::: Listing :::

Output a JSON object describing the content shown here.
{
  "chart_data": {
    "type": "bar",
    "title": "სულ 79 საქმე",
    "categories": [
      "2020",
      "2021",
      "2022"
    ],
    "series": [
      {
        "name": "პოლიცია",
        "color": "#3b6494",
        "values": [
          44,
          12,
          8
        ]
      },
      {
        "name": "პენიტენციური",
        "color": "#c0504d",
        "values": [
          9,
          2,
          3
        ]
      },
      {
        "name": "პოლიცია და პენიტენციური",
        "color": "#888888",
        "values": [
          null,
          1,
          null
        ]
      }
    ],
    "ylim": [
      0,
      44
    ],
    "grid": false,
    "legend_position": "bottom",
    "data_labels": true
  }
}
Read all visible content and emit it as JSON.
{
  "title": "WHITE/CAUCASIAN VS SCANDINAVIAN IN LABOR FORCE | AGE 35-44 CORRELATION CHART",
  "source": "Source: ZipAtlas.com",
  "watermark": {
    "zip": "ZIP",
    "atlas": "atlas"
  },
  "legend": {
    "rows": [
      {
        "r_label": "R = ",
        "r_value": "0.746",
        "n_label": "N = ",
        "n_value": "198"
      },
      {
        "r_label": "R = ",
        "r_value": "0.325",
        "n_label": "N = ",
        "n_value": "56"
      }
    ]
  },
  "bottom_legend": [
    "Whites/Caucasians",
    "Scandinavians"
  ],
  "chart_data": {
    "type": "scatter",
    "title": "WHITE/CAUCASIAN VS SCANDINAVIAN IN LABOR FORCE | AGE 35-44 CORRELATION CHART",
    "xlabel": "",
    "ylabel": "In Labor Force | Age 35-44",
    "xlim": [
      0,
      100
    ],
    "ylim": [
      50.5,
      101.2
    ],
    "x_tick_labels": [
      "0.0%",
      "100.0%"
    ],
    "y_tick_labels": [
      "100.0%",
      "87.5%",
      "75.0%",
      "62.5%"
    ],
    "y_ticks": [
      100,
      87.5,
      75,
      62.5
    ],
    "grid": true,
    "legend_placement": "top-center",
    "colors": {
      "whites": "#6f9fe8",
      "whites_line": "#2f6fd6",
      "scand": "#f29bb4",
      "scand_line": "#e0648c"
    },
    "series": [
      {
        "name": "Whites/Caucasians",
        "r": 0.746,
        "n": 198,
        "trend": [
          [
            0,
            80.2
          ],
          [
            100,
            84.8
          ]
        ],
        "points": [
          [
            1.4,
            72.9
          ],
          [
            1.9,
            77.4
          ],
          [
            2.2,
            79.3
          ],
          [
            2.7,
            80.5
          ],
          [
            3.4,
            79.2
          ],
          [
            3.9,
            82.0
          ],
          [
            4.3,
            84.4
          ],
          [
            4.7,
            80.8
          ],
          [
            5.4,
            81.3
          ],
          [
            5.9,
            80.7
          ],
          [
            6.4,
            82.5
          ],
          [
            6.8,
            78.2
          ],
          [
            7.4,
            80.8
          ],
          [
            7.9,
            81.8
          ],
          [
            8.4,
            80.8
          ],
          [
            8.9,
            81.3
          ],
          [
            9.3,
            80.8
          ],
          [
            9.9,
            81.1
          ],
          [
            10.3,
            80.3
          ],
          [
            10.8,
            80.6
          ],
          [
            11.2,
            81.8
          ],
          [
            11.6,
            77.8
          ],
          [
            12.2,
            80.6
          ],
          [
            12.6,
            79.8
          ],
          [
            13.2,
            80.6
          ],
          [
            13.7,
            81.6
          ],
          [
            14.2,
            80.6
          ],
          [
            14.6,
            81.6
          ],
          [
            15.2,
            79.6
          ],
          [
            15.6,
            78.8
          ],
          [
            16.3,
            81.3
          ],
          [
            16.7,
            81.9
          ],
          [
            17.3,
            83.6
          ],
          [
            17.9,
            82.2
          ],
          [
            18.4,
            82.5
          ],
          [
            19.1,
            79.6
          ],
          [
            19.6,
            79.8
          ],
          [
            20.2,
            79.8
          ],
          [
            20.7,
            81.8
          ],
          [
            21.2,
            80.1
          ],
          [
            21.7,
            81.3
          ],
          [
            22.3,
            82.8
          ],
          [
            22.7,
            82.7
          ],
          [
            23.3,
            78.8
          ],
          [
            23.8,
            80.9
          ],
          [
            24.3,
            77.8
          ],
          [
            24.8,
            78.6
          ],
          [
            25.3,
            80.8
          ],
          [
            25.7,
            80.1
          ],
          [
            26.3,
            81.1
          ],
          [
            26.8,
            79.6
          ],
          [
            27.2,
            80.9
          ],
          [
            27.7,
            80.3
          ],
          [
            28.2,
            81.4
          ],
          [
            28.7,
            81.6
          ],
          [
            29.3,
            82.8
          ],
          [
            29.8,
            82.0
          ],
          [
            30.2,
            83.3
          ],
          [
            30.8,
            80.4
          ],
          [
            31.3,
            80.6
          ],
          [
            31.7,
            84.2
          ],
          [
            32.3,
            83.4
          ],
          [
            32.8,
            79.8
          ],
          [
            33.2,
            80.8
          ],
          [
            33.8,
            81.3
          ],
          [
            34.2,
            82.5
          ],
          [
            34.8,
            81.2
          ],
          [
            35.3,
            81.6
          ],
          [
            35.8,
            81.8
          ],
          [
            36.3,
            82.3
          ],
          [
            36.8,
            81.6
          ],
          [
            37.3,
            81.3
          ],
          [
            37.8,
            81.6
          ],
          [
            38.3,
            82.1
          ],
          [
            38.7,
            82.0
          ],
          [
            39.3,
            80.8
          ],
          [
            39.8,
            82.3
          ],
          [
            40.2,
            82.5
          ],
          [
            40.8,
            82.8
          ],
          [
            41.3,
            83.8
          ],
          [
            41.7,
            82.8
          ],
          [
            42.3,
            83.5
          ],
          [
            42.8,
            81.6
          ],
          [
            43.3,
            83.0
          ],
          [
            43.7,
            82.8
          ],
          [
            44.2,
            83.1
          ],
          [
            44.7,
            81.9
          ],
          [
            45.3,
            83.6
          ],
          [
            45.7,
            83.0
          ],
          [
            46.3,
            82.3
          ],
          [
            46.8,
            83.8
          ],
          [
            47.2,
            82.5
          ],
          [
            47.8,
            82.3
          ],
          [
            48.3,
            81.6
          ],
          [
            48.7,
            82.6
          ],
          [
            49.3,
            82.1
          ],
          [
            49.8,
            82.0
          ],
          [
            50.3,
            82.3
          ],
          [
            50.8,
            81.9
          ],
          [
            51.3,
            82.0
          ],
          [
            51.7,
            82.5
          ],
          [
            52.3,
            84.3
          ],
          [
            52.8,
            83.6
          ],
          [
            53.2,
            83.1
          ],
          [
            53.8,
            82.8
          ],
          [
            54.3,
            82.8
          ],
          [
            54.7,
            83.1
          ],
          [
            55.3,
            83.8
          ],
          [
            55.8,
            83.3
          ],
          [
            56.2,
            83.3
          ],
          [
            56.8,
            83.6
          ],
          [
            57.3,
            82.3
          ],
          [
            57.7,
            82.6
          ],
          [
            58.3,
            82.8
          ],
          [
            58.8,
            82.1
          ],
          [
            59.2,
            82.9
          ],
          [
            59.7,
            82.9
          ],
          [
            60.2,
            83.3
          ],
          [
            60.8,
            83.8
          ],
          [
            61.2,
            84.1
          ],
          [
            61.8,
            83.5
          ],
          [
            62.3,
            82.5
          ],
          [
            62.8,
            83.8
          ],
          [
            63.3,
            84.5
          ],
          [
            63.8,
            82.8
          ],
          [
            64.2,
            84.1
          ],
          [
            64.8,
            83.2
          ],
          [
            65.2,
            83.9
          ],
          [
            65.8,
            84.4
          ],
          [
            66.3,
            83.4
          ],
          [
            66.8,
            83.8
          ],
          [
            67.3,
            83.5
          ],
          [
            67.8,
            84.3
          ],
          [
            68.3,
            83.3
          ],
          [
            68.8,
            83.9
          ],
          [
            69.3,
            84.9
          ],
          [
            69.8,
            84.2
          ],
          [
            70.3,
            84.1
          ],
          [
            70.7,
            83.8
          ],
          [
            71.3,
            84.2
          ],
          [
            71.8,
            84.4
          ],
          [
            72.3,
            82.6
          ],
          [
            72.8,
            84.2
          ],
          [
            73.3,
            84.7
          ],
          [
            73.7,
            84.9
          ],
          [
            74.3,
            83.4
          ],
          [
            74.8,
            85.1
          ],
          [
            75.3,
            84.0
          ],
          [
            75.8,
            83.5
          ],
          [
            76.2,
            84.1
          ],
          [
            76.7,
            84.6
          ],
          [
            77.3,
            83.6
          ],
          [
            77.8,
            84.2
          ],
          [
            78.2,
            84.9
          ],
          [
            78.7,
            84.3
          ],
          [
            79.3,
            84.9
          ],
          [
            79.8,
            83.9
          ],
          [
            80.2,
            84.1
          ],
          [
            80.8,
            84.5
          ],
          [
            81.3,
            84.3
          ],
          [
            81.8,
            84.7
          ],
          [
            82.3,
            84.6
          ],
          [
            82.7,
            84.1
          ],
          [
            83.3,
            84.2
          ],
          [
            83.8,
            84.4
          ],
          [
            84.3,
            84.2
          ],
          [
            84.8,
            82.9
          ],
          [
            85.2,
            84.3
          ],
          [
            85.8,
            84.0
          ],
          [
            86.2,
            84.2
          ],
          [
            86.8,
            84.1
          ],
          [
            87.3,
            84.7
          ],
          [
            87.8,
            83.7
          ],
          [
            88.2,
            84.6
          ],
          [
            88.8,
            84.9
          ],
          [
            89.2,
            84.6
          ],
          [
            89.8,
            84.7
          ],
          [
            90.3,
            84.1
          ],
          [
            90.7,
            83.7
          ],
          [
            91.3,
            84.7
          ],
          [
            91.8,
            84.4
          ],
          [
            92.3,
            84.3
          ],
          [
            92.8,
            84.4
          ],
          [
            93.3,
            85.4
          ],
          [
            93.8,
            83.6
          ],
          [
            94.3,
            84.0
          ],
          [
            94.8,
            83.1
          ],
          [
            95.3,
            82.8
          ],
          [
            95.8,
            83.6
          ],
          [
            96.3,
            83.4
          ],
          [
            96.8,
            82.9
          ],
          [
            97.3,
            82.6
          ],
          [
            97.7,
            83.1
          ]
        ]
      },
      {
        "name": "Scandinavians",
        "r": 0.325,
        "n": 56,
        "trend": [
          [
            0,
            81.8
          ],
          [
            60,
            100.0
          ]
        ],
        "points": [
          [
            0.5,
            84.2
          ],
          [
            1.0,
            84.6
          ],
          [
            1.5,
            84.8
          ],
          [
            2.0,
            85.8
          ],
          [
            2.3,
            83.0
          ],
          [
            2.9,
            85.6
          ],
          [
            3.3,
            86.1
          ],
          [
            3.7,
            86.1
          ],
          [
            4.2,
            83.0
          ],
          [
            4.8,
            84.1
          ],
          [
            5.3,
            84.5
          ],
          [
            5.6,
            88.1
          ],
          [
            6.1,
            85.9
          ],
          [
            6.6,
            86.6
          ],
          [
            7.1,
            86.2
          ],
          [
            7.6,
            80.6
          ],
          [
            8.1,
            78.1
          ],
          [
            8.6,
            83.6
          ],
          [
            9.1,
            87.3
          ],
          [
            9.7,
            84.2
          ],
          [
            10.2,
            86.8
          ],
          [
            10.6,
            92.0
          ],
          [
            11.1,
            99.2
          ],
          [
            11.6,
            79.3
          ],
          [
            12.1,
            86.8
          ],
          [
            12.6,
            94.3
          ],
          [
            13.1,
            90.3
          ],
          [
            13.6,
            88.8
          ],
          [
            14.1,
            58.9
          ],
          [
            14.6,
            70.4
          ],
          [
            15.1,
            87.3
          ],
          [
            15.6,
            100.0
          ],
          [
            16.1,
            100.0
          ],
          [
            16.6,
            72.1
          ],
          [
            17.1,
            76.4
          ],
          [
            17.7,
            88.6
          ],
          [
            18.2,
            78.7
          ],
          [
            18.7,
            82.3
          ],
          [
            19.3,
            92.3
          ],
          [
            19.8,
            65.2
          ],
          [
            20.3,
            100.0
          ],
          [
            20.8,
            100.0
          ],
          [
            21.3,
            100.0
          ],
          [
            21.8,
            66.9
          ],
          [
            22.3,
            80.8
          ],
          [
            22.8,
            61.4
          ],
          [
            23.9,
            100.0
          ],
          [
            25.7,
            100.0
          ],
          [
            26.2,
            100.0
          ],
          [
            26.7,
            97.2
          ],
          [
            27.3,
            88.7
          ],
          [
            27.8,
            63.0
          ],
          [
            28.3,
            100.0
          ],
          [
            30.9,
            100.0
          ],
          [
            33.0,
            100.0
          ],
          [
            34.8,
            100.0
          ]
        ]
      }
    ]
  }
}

:::

Locate the word "პოლიცია" in the entries, and copy every line where it is found.

        "name": "პოლიცია",
        "name": "პოლიცია და პენიტენციური",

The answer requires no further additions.